§ GOAL OF THE EXERCISE: Only a number is wanted here: the number of lines of the data that include "Statistics".

§ GIVEN DATA:
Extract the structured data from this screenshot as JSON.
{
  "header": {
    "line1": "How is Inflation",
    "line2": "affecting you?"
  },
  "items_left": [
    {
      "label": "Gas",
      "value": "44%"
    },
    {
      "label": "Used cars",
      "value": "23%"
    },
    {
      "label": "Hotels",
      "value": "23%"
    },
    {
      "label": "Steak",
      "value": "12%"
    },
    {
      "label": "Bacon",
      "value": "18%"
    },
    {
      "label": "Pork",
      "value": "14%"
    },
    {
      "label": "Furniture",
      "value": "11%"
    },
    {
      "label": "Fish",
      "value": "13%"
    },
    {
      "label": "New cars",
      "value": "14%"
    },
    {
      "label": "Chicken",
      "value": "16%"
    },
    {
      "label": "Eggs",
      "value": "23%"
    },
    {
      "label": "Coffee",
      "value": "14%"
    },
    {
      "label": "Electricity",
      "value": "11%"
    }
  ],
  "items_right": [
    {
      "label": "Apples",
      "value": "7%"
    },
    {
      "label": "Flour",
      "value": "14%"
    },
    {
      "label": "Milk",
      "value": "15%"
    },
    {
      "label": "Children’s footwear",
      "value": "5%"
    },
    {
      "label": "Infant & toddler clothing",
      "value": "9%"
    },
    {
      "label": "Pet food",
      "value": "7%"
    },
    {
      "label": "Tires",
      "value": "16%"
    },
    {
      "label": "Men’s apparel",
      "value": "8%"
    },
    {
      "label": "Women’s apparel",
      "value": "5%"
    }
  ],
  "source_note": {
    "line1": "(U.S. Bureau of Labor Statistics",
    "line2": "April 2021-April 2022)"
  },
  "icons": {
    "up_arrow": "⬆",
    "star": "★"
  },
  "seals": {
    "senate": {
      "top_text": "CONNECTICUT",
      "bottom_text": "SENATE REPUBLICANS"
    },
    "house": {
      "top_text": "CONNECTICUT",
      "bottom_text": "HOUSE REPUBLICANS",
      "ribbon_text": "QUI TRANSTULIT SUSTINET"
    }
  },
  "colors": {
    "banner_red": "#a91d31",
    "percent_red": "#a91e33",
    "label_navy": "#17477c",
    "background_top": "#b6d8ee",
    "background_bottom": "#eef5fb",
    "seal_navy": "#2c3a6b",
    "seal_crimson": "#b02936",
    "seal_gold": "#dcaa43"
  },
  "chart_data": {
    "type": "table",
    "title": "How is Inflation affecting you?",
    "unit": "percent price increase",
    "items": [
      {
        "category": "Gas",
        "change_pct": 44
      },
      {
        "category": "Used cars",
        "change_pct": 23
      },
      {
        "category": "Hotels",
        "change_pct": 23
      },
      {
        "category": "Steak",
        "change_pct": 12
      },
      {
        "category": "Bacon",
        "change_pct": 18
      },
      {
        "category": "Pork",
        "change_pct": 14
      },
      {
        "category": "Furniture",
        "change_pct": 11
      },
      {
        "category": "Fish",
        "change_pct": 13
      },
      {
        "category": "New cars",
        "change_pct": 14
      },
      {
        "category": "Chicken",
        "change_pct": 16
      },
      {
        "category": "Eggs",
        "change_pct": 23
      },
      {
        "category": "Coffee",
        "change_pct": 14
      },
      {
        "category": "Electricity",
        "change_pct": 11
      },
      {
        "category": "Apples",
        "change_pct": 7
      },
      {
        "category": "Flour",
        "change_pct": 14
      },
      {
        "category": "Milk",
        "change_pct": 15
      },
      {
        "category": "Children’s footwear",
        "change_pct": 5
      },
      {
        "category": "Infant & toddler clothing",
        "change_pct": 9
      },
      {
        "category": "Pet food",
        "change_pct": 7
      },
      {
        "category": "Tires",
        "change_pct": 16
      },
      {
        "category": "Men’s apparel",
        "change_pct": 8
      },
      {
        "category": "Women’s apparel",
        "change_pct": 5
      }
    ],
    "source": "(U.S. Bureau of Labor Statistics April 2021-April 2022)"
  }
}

§ RESULT OF THE EXERCISE: 2